EXCERPTED DATA:
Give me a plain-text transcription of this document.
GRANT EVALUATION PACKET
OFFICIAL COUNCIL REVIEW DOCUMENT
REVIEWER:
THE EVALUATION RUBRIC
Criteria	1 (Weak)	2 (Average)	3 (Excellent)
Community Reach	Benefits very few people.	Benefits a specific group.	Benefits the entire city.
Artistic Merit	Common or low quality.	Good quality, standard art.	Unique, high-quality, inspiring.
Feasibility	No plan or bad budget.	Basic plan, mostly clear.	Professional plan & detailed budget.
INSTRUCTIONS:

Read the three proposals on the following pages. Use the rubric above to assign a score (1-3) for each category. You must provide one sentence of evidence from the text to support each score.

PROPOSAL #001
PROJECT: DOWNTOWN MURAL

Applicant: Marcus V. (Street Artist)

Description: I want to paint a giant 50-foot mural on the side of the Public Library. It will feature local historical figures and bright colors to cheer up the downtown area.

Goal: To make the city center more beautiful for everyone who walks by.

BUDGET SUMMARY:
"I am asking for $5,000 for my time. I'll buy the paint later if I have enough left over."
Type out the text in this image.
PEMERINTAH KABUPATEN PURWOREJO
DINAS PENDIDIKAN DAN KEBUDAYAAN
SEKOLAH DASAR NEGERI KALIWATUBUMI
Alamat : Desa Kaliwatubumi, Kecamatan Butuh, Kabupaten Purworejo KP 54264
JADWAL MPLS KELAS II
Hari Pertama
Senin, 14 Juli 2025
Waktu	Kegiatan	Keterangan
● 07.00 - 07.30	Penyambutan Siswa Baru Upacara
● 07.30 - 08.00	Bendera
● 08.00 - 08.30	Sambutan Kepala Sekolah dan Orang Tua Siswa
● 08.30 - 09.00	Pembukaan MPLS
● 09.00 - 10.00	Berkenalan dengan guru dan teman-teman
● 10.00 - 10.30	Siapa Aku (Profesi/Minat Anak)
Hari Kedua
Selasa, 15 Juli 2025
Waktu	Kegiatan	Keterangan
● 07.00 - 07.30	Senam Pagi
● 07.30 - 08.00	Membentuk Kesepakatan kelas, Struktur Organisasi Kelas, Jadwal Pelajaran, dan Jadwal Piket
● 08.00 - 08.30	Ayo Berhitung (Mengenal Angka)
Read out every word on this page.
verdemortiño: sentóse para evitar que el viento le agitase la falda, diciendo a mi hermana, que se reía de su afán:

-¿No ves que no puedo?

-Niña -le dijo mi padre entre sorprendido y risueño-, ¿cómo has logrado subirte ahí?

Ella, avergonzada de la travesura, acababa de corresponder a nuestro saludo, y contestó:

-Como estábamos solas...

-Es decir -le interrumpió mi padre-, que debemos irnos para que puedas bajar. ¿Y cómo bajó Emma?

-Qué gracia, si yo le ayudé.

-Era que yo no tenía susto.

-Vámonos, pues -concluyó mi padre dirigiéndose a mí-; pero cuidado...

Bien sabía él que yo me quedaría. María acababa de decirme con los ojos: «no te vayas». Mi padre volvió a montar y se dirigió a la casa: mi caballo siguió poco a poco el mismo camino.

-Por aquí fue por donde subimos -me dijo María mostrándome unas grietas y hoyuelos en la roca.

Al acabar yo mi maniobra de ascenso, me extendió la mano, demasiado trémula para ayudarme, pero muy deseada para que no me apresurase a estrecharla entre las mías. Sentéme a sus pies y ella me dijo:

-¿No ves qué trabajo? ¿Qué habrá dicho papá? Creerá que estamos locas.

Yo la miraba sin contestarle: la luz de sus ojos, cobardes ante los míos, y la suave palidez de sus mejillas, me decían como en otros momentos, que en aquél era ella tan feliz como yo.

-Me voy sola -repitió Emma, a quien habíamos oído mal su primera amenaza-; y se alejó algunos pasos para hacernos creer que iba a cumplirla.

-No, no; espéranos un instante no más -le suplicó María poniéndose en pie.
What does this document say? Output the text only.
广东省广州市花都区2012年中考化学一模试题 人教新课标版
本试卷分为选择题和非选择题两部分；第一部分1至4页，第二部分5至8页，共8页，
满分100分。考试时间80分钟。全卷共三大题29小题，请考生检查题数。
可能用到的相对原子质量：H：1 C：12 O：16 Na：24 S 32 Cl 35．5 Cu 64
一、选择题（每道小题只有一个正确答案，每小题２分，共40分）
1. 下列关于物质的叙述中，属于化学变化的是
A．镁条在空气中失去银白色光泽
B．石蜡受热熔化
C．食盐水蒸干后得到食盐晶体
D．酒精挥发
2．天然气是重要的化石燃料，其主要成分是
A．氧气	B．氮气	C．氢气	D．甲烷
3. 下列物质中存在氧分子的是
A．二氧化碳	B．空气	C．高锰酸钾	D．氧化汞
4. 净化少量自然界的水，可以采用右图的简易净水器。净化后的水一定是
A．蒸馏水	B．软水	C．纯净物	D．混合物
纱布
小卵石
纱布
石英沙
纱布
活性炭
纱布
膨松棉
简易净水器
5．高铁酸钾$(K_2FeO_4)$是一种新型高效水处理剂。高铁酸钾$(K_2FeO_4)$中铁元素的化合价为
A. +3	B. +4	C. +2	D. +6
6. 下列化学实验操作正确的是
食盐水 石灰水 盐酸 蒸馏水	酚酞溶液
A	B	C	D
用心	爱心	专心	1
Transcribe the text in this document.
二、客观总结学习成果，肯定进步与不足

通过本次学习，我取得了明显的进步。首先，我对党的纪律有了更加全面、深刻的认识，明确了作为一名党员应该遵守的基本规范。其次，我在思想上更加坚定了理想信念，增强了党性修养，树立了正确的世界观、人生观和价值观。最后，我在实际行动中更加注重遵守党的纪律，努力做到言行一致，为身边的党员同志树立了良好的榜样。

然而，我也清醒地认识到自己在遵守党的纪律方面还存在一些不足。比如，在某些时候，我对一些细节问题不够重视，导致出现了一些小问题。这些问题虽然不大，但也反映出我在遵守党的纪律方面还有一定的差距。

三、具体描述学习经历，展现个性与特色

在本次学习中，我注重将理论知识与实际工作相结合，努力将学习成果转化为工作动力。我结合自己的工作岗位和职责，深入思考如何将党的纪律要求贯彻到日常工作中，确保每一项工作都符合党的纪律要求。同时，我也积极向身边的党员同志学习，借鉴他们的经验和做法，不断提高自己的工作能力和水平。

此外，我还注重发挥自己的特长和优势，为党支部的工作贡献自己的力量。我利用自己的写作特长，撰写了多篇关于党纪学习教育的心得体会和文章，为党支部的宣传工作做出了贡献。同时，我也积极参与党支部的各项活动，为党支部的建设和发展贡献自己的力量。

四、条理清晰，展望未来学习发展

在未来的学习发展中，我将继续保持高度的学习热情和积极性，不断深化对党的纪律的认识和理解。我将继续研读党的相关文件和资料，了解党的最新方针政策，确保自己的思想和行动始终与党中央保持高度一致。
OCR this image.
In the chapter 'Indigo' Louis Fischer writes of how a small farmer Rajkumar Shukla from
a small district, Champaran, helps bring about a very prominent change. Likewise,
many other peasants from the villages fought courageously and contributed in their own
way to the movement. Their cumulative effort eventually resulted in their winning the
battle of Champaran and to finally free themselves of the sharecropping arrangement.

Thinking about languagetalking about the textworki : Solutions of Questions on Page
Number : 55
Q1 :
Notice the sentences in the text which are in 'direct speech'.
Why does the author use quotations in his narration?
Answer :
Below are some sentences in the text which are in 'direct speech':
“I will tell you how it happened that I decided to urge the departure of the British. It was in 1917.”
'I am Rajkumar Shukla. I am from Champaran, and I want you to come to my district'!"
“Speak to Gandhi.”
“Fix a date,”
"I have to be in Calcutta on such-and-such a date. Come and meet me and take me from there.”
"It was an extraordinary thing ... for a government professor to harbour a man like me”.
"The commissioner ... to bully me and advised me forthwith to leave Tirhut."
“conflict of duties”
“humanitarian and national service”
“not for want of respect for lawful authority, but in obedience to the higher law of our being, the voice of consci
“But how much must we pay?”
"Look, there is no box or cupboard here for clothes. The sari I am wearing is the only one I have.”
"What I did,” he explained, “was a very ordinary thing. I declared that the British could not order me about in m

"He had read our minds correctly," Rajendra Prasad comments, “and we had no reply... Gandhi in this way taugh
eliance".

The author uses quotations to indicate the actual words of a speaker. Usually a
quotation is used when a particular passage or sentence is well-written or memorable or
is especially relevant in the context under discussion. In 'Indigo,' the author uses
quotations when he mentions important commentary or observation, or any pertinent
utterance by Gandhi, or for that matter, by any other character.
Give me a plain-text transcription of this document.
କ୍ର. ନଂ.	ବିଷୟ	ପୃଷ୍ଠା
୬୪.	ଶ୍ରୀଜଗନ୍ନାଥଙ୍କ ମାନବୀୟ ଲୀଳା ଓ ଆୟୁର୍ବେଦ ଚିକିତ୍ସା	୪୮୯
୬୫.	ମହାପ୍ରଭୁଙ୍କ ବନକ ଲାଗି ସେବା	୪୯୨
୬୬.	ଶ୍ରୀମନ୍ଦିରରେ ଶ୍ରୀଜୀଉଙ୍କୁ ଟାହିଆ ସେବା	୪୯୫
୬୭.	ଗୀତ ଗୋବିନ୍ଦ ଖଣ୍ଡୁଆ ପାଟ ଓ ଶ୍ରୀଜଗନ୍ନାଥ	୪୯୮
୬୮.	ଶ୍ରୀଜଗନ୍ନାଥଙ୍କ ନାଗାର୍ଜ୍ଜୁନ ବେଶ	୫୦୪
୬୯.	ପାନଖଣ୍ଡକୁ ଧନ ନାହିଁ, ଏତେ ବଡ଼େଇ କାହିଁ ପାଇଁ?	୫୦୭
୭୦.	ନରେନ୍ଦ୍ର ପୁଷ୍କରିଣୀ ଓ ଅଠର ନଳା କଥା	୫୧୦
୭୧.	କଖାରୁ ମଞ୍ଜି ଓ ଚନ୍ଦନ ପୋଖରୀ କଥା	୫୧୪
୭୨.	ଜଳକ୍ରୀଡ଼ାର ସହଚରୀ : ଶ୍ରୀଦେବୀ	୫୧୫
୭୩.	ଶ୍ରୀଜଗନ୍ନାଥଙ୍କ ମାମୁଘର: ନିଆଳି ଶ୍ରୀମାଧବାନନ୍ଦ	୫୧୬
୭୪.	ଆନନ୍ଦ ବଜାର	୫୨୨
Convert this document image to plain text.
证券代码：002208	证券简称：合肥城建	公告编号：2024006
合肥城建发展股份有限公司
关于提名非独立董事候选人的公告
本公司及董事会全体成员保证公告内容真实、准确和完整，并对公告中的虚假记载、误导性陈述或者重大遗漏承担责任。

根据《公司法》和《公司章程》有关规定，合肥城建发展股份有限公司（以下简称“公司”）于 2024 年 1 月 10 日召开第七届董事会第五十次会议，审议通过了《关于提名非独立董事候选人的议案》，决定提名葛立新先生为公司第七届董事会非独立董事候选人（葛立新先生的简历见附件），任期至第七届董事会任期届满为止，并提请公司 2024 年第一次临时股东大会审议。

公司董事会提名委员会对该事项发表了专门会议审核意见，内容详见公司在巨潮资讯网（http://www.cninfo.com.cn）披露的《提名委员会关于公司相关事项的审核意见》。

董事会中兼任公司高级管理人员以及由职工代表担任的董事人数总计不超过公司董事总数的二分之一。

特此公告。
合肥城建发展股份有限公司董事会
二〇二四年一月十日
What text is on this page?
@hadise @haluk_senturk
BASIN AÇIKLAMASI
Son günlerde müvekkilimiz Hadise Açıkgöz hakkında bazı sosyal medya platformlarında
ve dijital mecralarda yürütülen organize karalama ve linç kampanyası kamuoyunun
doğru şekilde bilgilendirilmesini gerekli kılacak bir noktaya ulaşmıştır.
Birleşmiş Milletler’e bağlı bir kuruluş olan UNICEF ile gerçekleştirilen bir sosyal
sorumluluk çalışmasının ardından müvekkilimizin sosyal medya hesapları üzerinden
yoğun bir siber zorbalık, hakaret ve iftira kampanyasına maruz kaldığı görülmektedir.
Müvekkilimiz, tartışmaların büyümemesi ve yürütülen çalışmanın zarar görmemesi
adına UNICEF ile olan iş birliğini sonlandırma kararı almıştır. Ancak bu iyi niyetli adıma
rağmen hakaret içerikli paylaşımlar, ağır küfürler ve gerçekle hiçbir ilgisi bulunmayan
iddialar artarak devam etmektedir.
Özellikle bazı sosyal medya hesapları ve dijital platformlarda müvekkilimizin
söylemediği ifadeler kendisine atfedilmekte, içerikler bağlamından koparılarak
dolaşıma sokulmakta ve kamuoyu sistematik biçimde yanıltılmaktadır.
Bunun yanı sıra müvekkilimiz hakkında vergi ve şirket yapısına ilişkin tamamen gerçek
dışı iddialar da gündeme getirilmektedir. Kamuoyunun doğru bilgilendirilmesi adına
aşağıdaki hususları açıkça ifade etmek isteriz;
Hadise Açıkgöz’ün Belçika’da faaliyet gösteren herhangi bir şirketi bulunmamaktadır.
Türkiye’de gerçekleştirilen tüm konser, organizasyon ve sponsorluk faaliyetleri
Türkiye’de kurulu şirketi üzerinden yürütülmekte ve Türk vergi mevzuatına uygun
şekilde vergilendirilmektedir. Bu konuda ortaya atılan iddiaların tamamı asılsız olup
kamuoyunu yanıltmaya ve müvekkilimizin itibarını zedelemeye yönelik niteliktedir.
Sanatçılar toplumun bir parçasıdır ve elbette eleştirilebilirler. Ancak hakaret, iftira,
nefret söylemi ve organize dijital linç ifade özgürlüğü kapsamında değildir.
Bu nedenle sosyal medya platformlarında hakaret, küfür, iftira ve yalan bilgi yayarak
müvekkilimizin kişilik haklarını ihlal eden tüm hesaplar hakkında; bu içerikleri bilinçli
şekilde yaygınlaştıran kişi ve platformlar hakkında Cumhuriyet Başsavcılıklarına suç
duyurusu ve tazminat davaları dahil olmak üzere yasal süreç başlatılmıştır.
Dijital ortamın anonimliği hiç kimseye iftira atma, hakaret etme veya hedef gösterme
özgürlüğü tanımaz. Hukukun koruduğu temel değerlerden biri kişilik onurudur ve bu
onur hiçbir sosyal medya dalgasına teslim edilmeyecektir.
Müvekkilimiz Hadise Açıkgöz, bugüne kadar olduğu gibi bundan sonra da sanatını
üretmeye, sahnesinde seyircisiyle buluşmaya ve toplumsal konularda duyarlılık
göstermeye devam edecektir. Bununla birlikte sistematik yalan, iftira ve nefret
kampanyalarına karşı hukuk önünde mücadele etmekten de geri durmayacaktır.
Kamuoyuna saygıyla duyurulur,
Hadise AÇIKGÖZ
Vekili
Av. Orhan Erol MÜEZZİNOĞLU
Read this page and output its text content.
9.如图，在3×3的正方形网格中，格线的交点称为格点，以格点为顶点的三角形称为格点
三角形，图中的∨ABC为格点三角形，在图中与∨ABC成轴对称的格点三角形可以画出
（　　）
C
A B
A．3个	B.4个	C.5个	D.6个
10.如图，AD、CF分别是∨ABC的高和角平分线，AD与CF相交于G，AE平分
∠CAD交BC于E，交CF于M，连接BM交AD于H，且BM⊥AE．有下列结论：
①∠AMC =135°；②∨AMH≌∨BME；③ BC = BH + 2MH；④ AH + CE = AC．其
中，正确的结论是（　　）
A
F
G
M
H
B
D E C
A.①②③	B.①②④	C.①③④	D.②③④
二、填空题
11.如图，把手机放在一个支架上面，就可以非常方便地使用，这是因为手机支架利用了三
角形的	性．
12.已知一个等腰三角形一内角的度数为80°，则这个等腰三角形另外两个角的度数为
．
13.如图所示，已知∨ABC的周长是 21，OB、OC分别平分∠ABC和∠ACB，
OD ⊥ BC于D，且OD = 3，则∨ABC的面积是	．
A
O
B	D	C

WORK INSTRUCTIONS: Pull every line containing the word "organize" out of the material and copy it.

EXERCISE RESPONSE:
ve dijital mecralarda yürütülen organize karalama ve linç kampanyası kamuoyunun
nefret söylemi ve organize dijital linç ifade özgürlüğü kapsamında değildir.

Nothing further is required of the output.